• _Text provided_
-------

Christie MicroTiles As “Moving Art” at School of the Art Institute of Chicago

As a college of art and design, the School of the Art Institute of Chicago (SAIC)knows how important aesthetics are, which is why they chose Christie® MicroTiles®as the basis for the video wall in its new LeRoy Neiman Center, the school’s first student hub. Featuring 16-foot tall windows on both sides of the building, the LeRoy Neiman Center offers Chicago Loop visitors a clear view from the street of what is inside.

With such a large audience passing by throughout the day, SAIC wanted a video display that could be reconfigured into new and intriguing shapes, “catching their eyes” and captivating them with an endless collection of innovative, multimedia designs.

“Unlike bulky video monitors and flat panels with thick bezels, Christie MicroTiles are modular products that blend nearly seamlessly with one another, providing artists with a digital canvas of almost limitless shapes for their work,” said SAIC director of media services, Craig Downs.

“Exploration is one of the school’s core values,” Downs continued. “And with Christie MicroTiles, our students can push the edges of ordinary artistic expectations, as they are no longer restricted to a rectangle or single screen. Working with MicroTiles as a video installation medium literally takes the concepts outside of the box.”

Christie MicroTiles maintain their clarity and brightness even in the most demanding of indoor ambient light environments. With a much wider color palette than conventional LCD and plasma displays, Christie MicroTiles display pure, saturated, accurate colors. This color reproduction ability combined with their superfine resolution, high pixel density and high contrast ratio results in stunning image quality from practically any angle and even up close, making them an ideal display for public spaces.

-------

• _Recorded data_
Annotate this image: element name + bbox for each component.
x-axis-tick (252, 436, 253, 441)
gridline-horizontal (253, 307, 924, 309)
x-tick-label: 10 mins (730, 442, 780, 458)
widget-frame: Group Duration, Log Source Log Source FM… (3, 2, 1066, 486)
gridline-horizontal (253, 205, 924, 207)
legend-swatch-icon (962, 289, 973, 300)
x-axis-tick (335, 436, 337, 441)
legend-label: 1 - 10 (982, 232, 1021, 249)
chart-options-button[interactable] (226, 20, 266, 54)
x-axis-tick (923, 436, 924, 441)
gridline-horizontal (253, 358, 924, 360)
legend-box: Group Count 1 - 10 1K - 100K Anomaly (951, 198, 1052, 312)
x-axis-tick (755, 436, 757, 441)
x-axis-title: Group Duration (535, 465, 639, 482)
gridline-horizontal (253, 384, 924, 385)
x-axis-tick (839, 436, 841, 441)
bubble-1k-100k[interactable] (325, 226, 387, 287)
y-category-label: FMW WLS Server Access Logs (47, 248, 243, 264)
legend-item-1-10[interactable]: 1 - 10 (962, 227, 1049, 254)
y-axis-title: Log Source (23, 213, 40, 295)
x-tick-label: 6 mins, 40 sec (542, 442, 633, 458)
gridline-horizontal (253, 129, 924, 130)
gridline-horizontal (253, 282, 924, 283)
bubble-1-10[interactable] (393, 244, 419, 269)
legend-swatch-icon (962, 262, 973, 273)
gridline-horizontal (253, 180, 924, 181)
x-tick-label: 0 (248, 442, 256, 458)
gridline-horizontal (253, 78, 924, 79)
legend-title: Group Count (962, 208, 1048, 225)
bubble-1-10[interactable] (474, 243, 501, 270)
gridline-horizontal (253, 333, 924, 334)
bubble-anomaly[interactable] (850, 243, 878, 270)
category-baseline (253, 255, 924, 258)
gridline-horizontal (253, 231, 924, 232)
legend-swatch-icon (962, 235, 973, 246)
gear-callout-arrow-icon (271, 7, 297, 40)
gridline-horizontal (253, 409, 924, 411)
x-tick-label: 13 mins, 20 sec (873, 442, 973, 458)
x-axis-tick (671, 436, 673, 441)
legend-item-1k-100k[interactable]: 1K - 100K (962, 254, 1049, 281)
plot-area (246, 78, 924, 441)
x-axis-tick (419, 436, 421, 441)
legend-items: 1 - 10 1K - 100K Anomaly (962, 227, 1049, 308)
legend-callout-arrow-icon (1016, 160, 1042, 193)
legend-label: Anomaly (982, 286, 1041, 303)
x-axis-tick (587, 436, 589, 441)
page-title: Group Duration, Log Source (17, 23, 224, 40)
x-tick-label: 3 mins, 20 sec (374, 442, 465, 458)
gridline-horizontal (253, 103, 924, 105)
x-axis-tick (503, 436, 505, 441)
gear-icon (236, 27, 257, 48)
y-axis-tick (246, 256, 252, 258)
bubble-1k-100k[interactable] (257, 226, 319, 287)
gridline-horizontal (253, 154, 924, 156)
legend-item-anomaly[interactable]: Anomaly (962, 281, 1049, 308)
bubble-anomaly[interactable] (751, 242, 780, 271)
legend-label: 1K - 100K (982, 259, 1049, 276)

-------

• _Complete the following_
#1 Repeat the passage from the article on Christie MicroTiles at the School of the Art Institute of Chicago, starting at "As a college" and ending at "what is inside.".
#2 In the article on Christie MicroTiles at the School of the Art Institute of Chicago, how tall are the windows on both sides of the LeRoy Neiman Center?

• _Answer section_
#1
As a college of art and design, the School of the Art Institute of Chicago (SAIC)knows how important aesthetics are, which is why they chose Christie® MicroTiles®as the basis for the video wall in its new LeRoy Neiman Center, the school’s first student hub. Featuring 16-foot tall windows on both sides of the building, the LeRoy Neiman Center offers Chicago Loop visitors a clear view from the street of what is inside.

#2 They are 16 feet tall.